Tally the lines in the listing below that include "image". Answer with the count and nothing more.
--- Record excerpts ---
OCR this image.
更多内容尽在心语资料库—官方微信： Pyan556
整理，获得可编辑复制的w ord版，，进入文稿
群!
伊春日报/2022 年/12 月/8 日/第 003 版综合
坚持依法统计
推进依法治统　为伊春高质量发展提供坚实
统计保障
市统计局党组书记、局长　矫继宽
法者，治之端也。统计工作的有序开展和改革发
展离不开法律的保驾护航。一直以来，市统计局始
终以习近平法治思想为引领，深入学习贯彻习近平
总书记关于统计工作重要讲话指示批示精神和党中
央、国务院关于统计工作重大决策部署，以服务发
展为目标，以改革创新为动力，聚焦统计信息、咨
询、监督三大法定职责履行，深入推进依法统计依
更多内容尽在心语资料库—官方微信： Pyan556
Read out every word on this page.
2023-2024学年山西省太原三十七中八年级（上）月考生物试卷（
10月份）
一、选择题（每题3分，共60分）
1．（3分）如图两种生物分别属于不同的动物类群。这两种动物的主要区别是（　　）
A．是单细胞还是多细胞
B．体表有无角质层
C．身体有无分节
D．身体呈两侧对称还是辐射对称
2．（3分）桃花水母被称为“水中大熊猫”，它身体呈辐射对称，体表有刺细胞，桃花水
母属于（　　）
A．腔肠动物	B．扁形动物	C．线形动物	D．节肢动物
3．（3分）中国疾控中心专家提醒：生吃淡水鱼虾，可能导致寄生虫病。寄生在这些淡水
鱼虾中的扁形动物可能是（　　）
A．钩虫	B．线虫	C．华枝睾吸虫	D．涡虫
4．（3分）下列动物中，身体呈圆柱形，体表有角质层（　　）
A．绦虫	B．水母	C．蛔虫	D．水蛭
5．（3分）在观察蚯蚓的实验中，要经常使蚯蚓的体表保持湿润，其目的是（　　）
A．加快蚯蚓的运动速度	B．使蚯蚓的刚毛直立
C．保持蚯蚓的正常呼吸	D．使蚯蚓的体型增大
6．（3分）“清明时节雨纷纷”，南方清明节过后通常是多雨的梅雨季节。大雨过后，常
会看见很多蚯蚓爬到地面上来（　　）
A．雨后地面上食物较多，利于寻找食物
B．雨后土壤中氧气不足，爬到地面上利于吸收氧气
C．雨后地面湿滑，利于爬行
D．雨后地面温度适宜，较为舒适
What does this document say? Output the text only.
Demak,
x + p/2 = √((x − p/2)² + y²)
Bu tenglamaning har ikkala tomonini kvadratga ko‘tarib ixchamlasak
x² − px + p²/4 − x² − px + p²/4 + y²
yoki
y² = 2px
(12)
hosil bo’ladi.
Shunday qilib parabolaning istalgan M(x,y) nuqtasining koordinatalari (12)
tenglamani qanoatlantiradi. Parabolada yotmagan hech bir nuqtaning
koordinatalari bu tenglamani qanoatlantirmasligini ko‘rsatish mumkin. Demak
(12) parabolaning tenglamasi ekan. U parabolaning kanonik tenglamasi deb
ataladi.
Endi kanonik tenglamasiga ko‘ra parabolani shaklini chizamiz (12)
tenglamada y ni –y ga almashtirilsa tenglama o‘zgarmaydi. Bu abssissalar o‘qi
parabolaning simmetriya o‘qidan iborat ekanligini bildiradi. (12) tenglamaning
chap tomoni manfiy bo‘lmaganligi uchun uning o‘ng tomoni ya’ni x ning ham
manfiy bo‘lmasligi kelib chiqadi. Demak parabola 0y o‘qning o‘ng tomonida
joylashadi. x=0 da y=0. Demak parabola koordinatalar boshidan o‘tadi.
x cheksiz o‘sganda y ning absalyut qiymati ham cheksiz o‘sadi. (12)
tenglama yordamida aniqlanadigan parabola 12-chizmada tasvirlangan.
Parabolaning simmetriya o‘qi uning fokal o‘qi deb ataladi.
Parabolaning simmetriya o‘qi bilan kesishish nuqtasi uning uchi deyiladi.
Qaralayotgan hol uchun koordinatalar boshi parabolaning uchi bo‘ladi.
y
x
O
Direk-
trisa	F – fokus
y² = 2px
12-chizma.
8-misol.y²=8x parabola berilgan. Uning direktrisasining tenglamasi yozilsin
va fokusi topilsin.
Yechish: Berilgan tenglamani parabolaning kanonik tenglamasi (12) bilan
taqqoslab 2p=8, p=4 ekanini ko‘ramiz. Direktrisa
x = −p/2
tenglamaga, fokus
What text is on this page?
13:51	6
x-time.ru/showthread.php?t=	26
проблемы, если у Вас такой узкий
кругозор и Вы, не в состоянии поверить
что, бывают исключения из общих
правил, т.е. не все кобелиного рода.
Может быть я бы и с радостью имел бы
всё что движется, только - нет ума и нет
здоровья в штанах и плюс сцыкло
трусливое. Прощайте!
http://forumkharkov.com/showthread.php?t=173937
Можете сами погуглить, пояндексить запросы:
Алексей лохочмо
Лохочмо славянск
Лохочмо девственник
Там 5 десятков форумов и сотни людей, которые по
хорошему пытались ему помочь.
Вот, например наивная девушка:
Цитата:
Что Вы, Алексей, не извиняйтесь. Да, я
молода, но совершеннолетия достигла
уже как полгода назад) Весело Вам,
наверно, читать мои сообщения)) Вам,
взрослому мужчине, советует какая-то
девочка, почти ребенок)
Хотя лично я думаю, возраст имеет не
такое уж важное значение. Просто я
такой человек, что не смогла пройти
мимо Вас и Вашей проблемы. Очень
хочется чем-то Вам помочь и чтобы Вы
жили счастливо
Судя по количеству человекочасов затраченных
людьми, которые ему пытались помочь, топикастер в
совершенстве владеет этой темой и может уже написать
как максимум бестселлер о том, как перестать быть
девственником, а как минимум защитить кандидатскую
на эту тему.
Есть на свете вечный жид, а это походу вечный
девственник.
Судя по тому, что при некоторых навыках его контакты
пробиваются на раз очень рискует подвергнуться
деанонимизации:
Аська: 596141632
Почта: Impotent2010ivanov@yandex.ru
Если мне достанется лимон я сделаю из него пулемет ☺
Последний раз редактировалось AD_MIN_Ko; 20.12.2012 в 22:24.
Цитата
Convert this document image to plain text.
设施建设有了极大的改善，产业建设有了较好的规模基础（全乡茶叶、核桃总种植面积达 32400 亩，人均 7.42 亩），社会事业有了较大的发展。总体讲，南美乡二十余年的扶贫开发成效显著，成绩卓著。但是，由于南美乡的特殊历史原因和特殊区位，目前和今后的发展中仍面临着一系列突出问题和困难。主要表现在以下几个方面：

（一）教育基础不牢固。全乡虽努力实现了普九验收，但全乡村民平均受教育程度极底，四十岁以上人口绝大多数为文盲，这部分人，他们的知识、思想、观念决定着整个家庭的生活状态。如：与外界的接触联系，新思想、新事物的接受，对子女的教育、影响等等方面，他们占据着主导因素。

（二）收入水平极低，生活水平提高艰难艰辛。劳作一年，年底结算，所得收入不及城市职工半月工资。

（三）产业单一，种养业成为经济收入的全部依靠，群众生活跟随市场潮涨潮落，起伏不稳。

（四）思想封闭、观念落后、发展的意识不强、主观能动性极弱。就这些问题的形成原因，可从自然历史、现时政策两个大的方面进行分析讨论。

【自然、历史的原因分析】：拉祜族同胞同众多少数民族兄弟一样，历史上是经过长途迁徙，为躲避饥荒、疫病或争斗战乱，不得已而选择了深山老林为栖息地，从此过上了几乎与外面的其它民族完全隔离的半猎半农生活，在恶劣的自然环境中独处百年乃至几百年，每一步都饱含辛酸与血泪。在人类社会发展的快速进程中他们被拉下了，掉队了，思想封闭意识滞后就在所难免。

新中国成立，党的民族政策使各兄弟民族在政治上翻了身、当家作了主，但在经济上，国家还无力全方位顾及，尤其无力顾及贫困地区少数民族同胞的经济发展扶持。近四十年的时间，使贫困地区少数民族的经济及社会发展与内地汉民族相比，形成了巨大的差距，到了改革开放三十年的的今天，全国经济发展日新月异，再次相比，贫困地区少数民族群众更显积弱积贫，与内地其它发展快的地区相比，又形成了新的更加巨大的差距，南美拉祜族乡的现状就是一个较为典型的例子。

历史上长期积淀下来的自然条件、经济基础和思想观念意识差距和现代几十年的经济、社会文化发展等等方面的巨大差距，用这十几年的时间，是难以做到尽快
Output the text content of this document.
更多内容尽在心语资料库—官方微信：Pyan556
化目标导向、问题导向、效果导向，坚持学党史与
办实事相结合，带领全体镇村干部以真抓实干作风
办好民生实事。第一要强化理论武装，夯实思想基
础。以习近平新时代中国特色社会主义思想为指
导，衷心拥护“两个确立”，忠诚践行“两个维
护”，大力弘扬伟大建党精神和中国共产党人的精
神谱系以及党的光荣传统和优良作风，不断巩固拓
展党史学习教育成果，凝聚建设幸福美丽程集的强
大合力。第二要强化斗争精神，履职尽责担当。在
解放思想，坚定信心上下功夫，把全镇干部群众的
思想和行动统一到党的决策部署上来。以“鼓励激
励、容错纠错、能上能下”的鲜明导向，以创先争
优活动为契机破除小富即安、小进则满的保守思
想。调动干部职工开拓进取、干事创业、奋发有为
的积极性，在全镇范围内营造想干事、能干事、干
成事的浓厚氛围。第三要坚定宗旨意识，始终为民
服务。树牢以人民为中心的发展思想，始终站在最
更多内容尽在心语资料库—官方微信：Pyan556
---
§ **Answer to the task**: 2